» Work to do
Every line must be returned precisely as it is written.

» Information supplied
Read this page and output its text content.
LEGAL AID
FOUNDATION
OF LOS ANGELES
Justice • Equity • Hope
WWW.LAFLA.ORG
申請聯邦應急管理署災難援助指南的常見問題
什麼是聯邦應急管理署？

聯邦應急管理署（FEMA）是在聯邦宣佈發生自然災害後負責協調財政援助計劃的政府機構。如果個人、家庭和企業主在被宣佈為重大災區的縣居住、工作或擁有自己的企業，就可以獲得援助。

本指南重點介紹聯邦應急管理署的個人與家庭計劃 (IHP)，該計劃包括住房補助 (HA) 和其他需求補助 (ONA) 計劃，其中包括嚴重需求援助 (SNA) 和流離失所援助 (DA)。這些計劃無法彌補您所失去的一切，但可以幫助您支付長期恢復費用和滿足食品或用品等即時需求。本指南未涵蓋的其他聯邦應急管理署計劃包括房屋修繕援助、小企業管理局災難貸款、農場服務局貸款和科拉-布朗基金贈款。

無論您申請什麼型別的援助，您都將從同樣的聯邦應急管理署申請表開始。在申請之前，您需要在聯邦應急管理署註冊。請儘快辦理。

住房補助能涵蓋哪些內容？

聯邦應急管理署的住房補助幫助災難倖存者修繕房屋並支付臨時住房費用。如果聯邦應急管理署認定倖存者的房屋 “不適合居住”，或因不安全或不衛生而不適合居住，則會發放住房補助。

» Response for this exercise
Read this page and output its text content.
LEGAL AID
FOUNDATION
OF LOS ANGELES
Justice • Equity • Hope
WWW.LAFLA.ORG
申請聯邦應急管理署災難援助指南的常見問題
什麼是聯邦應急管理署？

聯邦應急管理署（FEMA）是在聯邦宣佈發生自然災害後負責協調財政援助計劃的政府機構。如果個人、家庭和企業主在被宣佈為重大災區的縣居住、工作或擁有自己的企業，就可以獲得援助。

本指南重點介紹聯邦應急管理署的個人與家庭計劃 (IHP)，該計劃包括住房補助 (HA) 和其他需求補助 (ONA) 計劃，其中包括嚴重需求援助 (SNA) 和流離失所援助 (DA)。這些計劃無法彌補您所失去的一切，但可以幫助您支付長期恢復費用和滿足食品或用品等即時需求。本指南未涵蓋的其他聯邦應急管理署計劃包括房屋修繕援助、小企業管理局災難貸款、農場服務局貸款和科拉-布朗基金贈款。

無論您申請什麼型別的援助，您都將從同樣的聯邦應急管理署申請表開始。在申請之前，您需要在聯邦應急管理署註冊。請儘快辦理。

住房補助能涵蓋哪些內容？

聯邦應急管理署的住房補助幫助災難倖存者修繕房屋並支付臨時住房費用。如果聯邦應急管理署認定倖存者的房屋 “不適合居住”，或因不安全或不衛生而不適合居住，則會發放住房補助。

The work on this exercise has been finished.